### TEXT BLOCK
▽

Steve Keen raises a good point about innovation.

We regard one of the key failures of the Soviet planning system to
have been its lack of any objective system of cost accounting. Prices
were set in an adminstratively arbitrary way which made it effectively
impossible for local units of production to innovate in a cost cutting
fashion. You can only have directed innovation if there is a clear
metric that you try to maximise or minimise.

Our argument, following Marx, is that minimisation of labour content
is the best such metric. It is superior to minimising monetary costs
since the latter are subject to distortions arising from the wage level.
If wages are low, it appears to be socially beneficial to use a lot
of direct labour and little machinery. The effects of this in
capitalist production are obvious, but they also applied in the USSR.
There, the bulk of the state budget arose from the profits of state
enterprises. Since this state budget covered the costs of subsidising
many consumer goods like fuel and bread, the wage in the USSR was
less than the necessary labour time. Given that the capitalist
cost calculus is already a disincentive to innovation since it only
includes perhaps 50 to 60% of the labour costs of production in
advanced countries ( and far less in Indonesia or Thailand etc),
the Soviet monetary calculus was even more of a disincentive to innovate
than that under capitalism.

This gave rise to the notorious tendancy of the factory
managers to hoard labour whether they needed it or not, and
generally held back labour saving innovations.

On the other hand Keen is probably mistaken in expecting any
cost minimising calculus to be environmentally friendly. All such
calculi are a reflection of human social relationships onto the
domain of things. The environment as a collection of things only
enters into such calculi insofar as it is property, and not
on its own right. It would be a very bold claim to make to say that
on a world scale, market economies have been more environment friendly
than socialist ones at equivalent stages of development.

△

### Records drawn from a data source
▽

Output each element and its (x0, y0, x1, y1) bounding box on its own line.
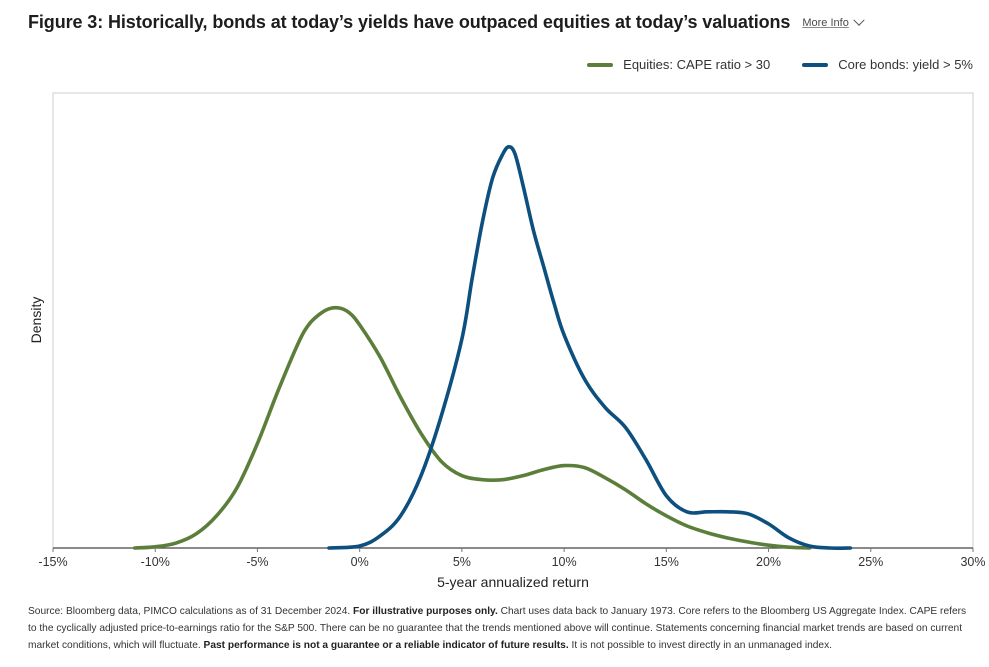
x-tick-label: 20% (756, 555, 781, 569)
x-tick-label: 25% (858, 555, 883, 569)
x-tick-label: 5% (453, 555, 471, 569)
source-text-3: It is not possible to invest directly in… (568, 640, 833, 651)
series-line-equities (132, 305, 812, 550)
x-tick-label: 10% (552, 555, 577, 569)
chart-legend: Equities: CAPE ratio > 30 Core bonds: yi… (587, 57, 973, 72)
x-tick-label: 30% (960, 555, 985, 569)
more-info-label: More Info (802, 16, 849, 29)
x-axis-ticks: -15% -10% -5% 0% 5% 10% 15% 20% 25% 30% (38, 548, 986, 569)
x-tick-label: 15% (654, 555, 679, 569)
legend-item-core-bonds: Core bonds: yield > 5% (802, 57, 973, 72)
source-footnote: Source: Bloomberg data, PIMCO calculatio… (28, 603, 973, 654)
source-bold-2: Past performance is not a guarantee or a… (203, 640, 569, 651)
figure-title: Figure 3: Historically, bonds at today’s… (28, 12, 791, 32)
series-line-core-bonds (327, 145, 853, 550)
x-tick-label: -5% (246, 555, 268, 569)
y-axis-label: Density (28, 297, 44, 344)
x-tick-label: 0% (351, 555, 369, 569)
legend-swatch-equities (587, 62, 614, 67)
legend-label-core-bonds: Core bonds: yield > 5% (838, 57, 973, 72)
x-tick-label: -15% (38, 555, 67, 569)
x-tick-label: -10% (141, 555, 170, 569)
source-bold-1: For illustrative purposes only. (353, 606, 498, 617)
density-chart: -15% -10% -5% 0% 5% 10% 15% 20% 25% 30% 5-year an… (28, 92, 986, 590)
source-text-2: Chart uses data back to January 1973. Co… (28, 606, 967, 651)
legend-item-equities: Equities: CAPE ratio > 30 (587, 57, 770, 72)
more-info-link[interactable]: More Info (802, 14, 865, 29)
source-text-1: Source: Bloomberg data, PIMCO calculatio… (28, 606, 354, 617)
x-axis-label: 5-year annualized return (437, 574, 589, 590)
series-layer (132, 145, 853, 550)
chart-header: Figure 3: Historically, bonds at today’s… (28, 12, 969, 33)
legend-label-equities: Equities: CAPE ratio > 30 (623, 57, 771, 72)
legend-swatch-core-bonds (802, 62, 829, 67)
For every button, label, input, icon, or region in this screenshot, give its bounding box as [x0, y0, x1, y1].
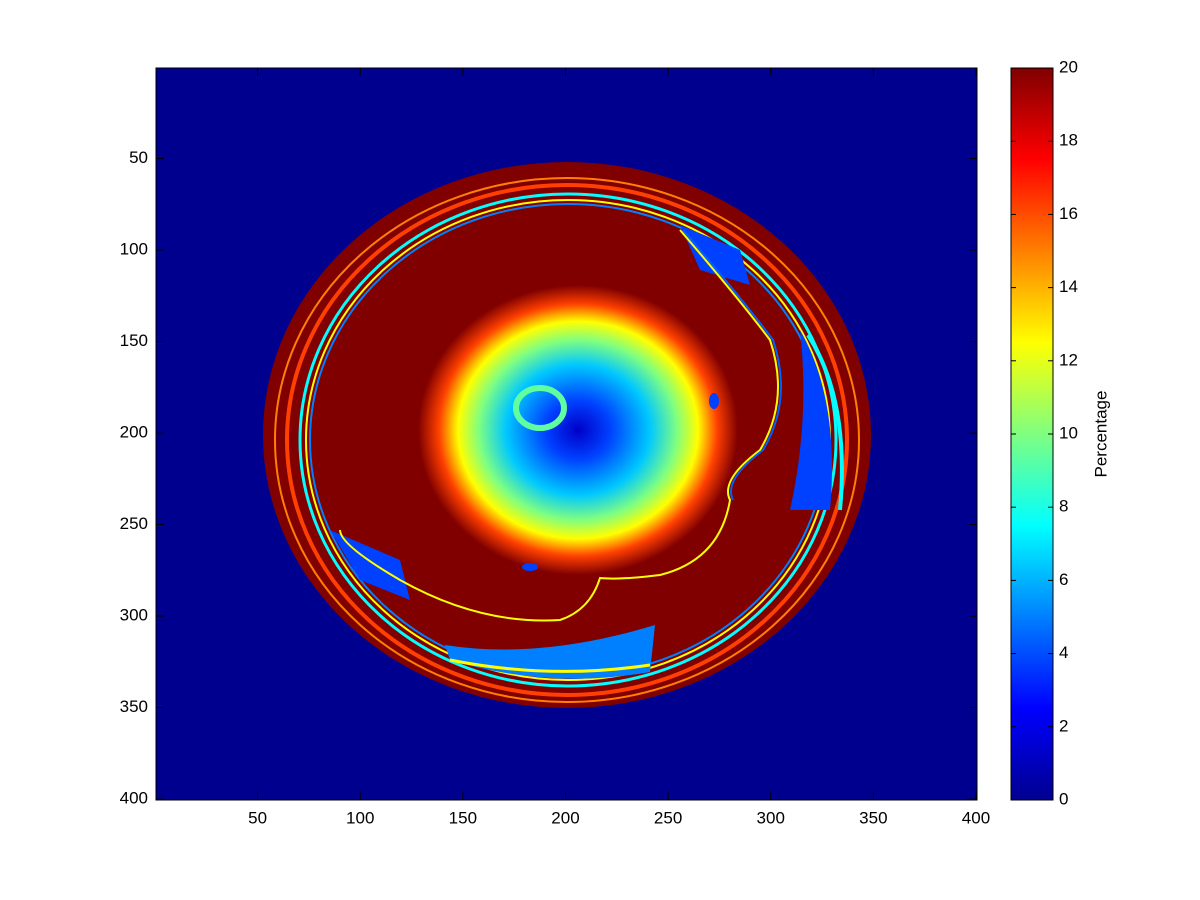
colorbar-tick-label: 10	[1059, 423, 1078, 442]
colorbar-tick-label: 4	[1059, 643, 1068, 662]
colorbar-tick-label: 0	[1059, 789, 1068, 808]
colorbar-tick-label: 14	[1059, 277, 1078, 296]
y-tick-label: 350	[120, 697, 148, 716]
y-tick-label: 150	[120, 331, 148, 350]
y-tick-label: 400	[120, 789, 148, 808]
colorbar-tick-label: 6	[1059, 570, 1068, 589]
y-tick-label: 250	[120, 514, 148, 533]
x-tick-label: 150	[449, 808, 477, 827]
y-tick-label: 50	[129, 148, 148, 167]
y-tick-label: 200	[120, 423, 148, 442]
colorbar-tick-label: 2	[1059, 716, 1068, 735]
x-tick-label: 200	[551, 808, 579, 827]
y-tick-label: 100	[120, 240, 148, 259]
colorbar-tick-label: 20	[1059, 57, 1078, 76]
colorbar-tick-label: 18	[1059, 131, 1078, 150]
axes-box	[155, 67, 978, 801]
colorbar-label: Percentage	[1091, 391, 1110, 478]
colorbar-tick-label: 16	[1059, 204, 1078, 223]
heatmap-image	[156, 68, 977, 800]
y-tick-label: 300	[120, 606, 148, 625]
x-tick-label: 50	[248, 808, 267, 827]
colorbar	[1010, 67, 1054, 801]
x-tick-label: 400	[962, 808, 990, 827]
x-tick-label: 250	[654, 808, 682, 827]
x-tick-label: 100	[346, 808, 374, 827]
x-tick-label: 300	[757, 808, 785, 827]
x-tick-label: 350	[859, 808, 887, 827]
colorbar-tick-label: 12	[1059, 350, 1078, 369]
colorbar-tick-label: 8	[1059, 497, 1068, 516]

△

### REQUIRED WORK
Reproduce the portion of the text on Soviet planning and innovation that starts at "We regard one" and ends at "the wage level.". Work only from the text on Soviet planning and innovation, not the listing.

### ANSWER FOR THIS EXERCISE
We regard one of the key failures of the Soviet planning system to
have been its lack of any objective system of cost accounting. Prices
were set in an adminstratively arbitrary way which made it effectively
impossible for local units of production to innovate in a cost cutting
fashion. You can only have directed innovation if there is a clear
metric that you try to maximise or minimise.

Our argument, following Marx, is that minimisation of labour content
is the best such metric. It is superior to minimising monetary costs
since the latter are subject to distortions arising from the wage level.